→ AIM OF THE EXERCISE: Copy out the records in full, word for word, without pictures.

→ RECORDS TO PROCESS:

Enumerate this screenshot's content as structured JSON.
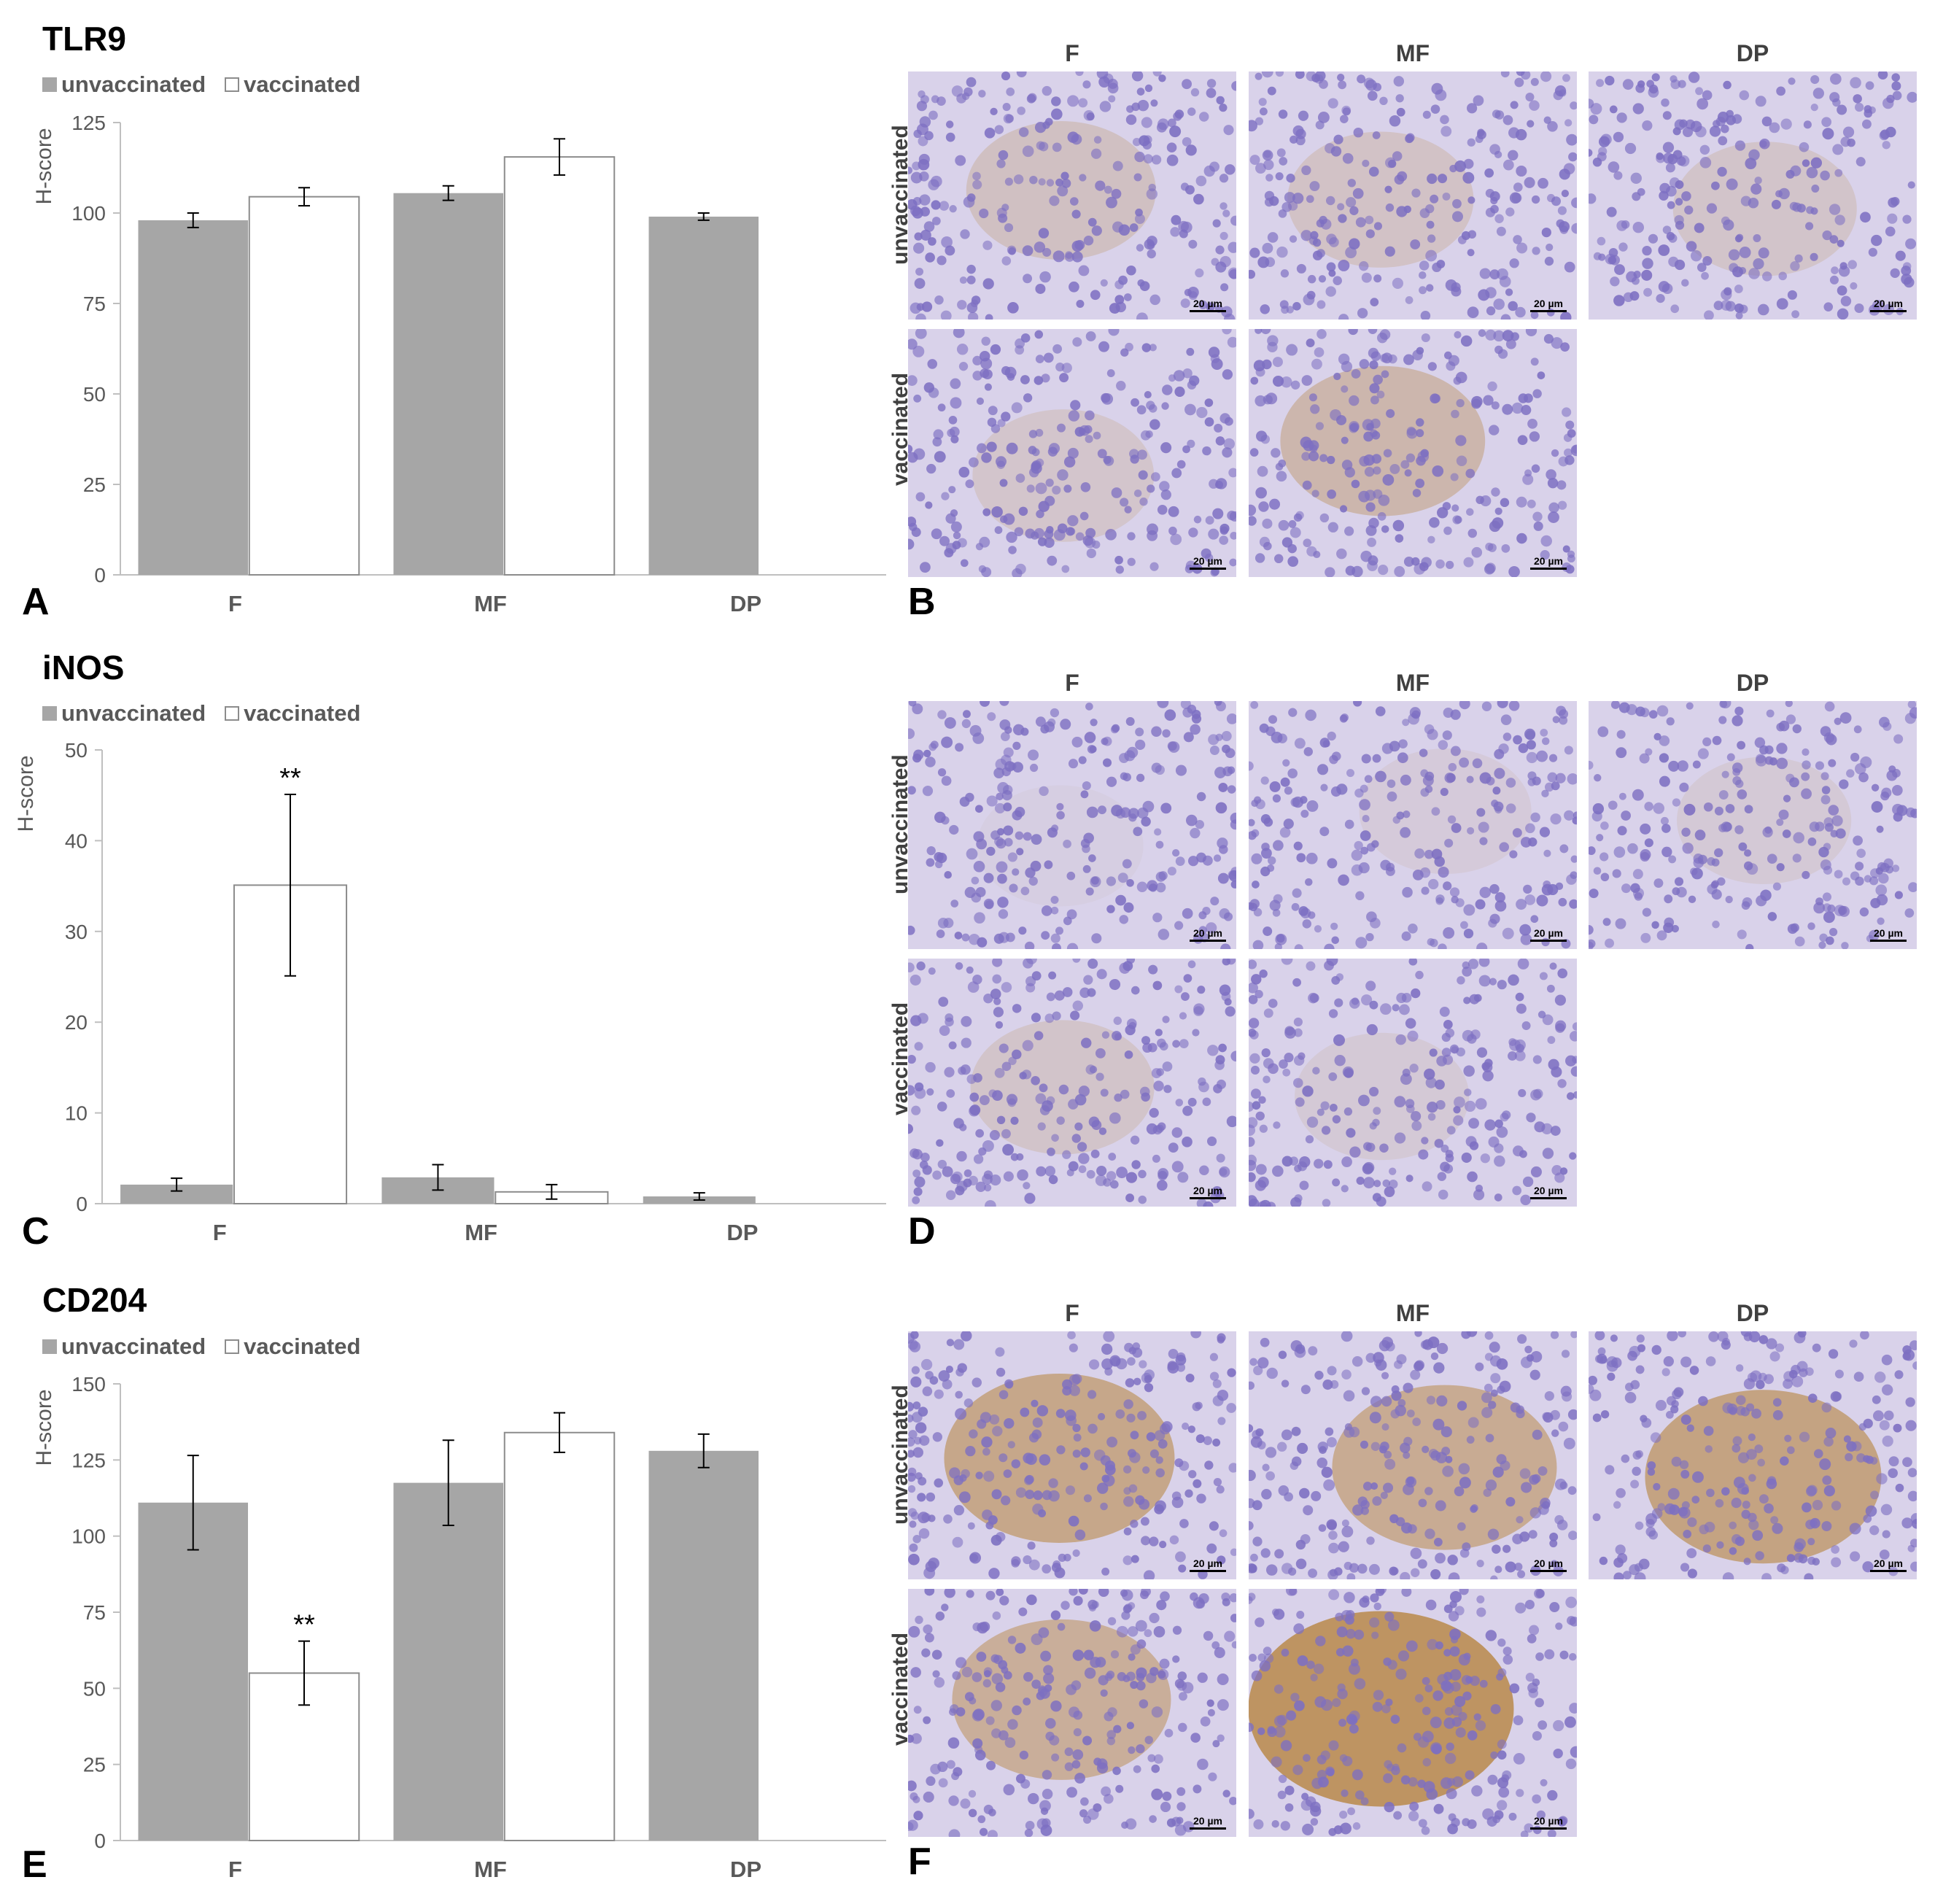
{
  "legend": {
    "series1": "unvaccinated",
    "series2": "vaccinated"
  },
  "colors": {
    "unvaccinated": "#a6a6a6",
    "vaccinated": "#ffffff",
    "bar_outline": "#8c8c8c",
    "axis": "#bfbfbf",
    "text": "#595959",
    "stain_brown": "#b98a4a",
    "stain_blue": "#7d6fc2"
  },
  "chart_data": [
    {
      "type": "bar",
      "panel": "A",
      "title": "TLR9",
      "ylabel": "H-score",
      "categories": [
        "F",
        "MF",
        "DP"
      ],
      "ylim": [
        0,
        125
      ],
      "yticks": [
        0,
        25,
        50,
        75,
        100,
        125
      ],
      "series": [
        {
          "name": "unvaccinated",
          "values": [
            98,
            105.5,
            99
          ],
          "errors": [
            2,
            2,
            1
          ]
        },
        {
          "name": "vaccinated",
          "values": [
            104.5,
            115.5,
            null
          ],
          "errors": [
            2.5,
            5,
            null
          ]
        }
      ],
      "annotations": []
    },
    {
      "type": "bar",
      "panel": "C",
      "title": "iNOS",
      "ylabel": "H-score",
      "categories": [
        "F",
        "MF",
        "DP"
      ],
      "ylim": [
        0,
        50
      ],
      "yticks": [
        0,
        10,
        20,
        30,
        40,
        50
      ],
      "series": [
        {
          "name": "unvaccinated",
          "values": [
            2.1,
            2.9,
            0.8
          ],
          "errors": [
            0.7,
            1.4,
            0.4
          ]
        },
        {
          "name": "vaccinated",
          "values": [
            35.1,
            1.3,
            null
          ],
          "errors": [
            10,
            0.8,
            null
          ]
        }
      ],
      "annotations": [
        {
          "series": 1,
          "category": 0,
          "text": "**"
        }
      ]
    },
    {
      "type": "bar",
      "panel": "E",
      "title": "CD204",
      "ylabel": "H-score",
      "categories": [
        "F",
        "MF",
        "DP"
      ],
      "ylim": [
        0,
        150
      ],
      "yticks": [
        0,
        25,
        50,
        75,
        100,
        125,
        150
      ],
      "series": [
        {
          "name": "unvaccinated",
          "values": [
            111,
            117.5,
            128
          ],
          "errors": [
            15.5,
            14,
            5.5
          ]
        },
        {
          "name": "vaccinated",
          "values": [
            55,
            134,
            null
          ],
          "errors": [
            10.5,
            6.5,
            null
          ]
        }
      ],
      "annotations": [
        {
          "series": 1,
          "category": 0,
          "text": "**"
        }
      ]
    }
  ],
  "micro_panels": [
    {
      "letter": "B",
      "columns": [
        "F",
        "MF",
        "DP"
      ],
      "rows": [
        "unvaccinated",
        "vaccinated"
      ],
      "scale_label": "20 µm"
    },
    {
      "letter": "D",
      "columns": [
        "F",
        "MF",
        "DP"
      ],
      "rows": [
        "unvaccinated",
        "vaccinated"
      ],
      "scale_label": "20 µm"
    },
    {
      "letter": "F",
      "columns": [
        "F",
        "MF",
        "DP"
      ],
      "rows": [
        "unvaccinated",
        "vaccinated"
      ],
      "scale_label": "20 µm"
    }
  ]
}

→ FINAL RESULT:
Enumerate this screenshot's content as structured JSON.
{
  "legend": {
    "series1": "unvaccinated",
    "series2": "vaccinated"
  },
  "colors": {
    "unvaccinated": "#a6a6a6",
    "vaccinated": "#ffffff",
    "bar_outline": "#8c8c8c",
    "axis": "#bfbfbf",
    "text": "#595959",
    "stain_brown": "#b98a4a",
    "stain_blue": "#7d6fc2"
  },
  "chart_data": [
    {
      "type": "bar",
      "panel": "A",
      "title": "TLR9",
      "ylabel": "H-score",
      "categories": [
        "F",
        "MF",
        "DP"
      ],
      "ylim": [
        0,
        125
      ],
      "yticks": [
        0,
        25,
        50,
        75,
        100,
        125
      ],
      "series": [
        {
          "name": "unvaccinated",
          "values": [
            98,
            105.5,
            99
          ],
          "errors": [
            2,
            2,
            1
          ]
        },
        {
          "name": "vaccinated",
          "values": [
            104.5,
            115.5,
            null
          ],
          "errors": [
            2.5,
            5,
            null
          ]
        }
      ],
      "annotations": []
    },
    {
      "type": "bar",
      "panel": "C",
      "title": "iNOS",
      "ylabel": "H-score",
      "categories": [
        "F",
        "MF",
        "DP"
      ],
      "ylim": [
        0,
        50
      ],
      "yticks": [
        0,
        10,
        20,
        30,
        40,
        50
      ],
      "series": [
        {
          "name": "unvaccinated",
          "values": [
            2.1,
            2.9,
            0.8
          ],
          "errors": [
            0.7,
            1.4,
            0.4
          ]
        },
        {
          "name": "vaccinated",
          "values": [
            35.1,
            1.3,
            null
          ],
          "errors": [
            10,
            0.8,
            null
          ]
        }
      ],
      "annotations": [
        {
          "series": 1,
          "category": 0,
          "text": "**"
        }
      ]
    },
    {
      "type": "bar",
      "panel": "E",
      "title": "CD204",
      "ylabel": "H-score",
      "categories": [
        "F",
        "MF",
        "DP"
      ],
      "ylim": [
        0,
        150
      ],
      "yticks": [
        0,
        25,
        50,
        75,
        100,
        125,
        150
      ],
      "series": [
        {
          "name": "unvaccinated",
          "values": [
            111,
            117.5,
            128
          ],
          "errors": [
            15.5,
            14,
            5.5
          ]
        },
        {
          "name": "vaccinated",
          "values": [
            55,
            134,
            null
          ],
          "errors": [
            10.5,
            6.5,
            null
          ]
        }
      ],
      "annotations": [
        {
          "series": 1,
          "category": 0,
          "text": "**"
        }
      ]
    }
  ],
  "micro_panels": [
    {
      "letter": "B",
      "columns": [
        "F",
        "MF",
        "DP"
      ],
      "rows": [
        "unvaccinated",
        "vaccinated"
      ],
      "scale_label": "20 µm"
    },
    {
      "letter": "D",
      "columns": [
        "F",
        "MF",
        "DP"
      ],
      "rows": [
        "unvaccinated",
        "vaccinated"
      ],
      "scale_label": "20 µm"
    },
    {
      "letter": "F",
      "columns": [
        "F",
        "MF",
        "DP"
      ],
      "rows": [
        "unvaccinated",
        "vaccinated"
      ],
      "scale_label": "20 µm"
    }
  ]
}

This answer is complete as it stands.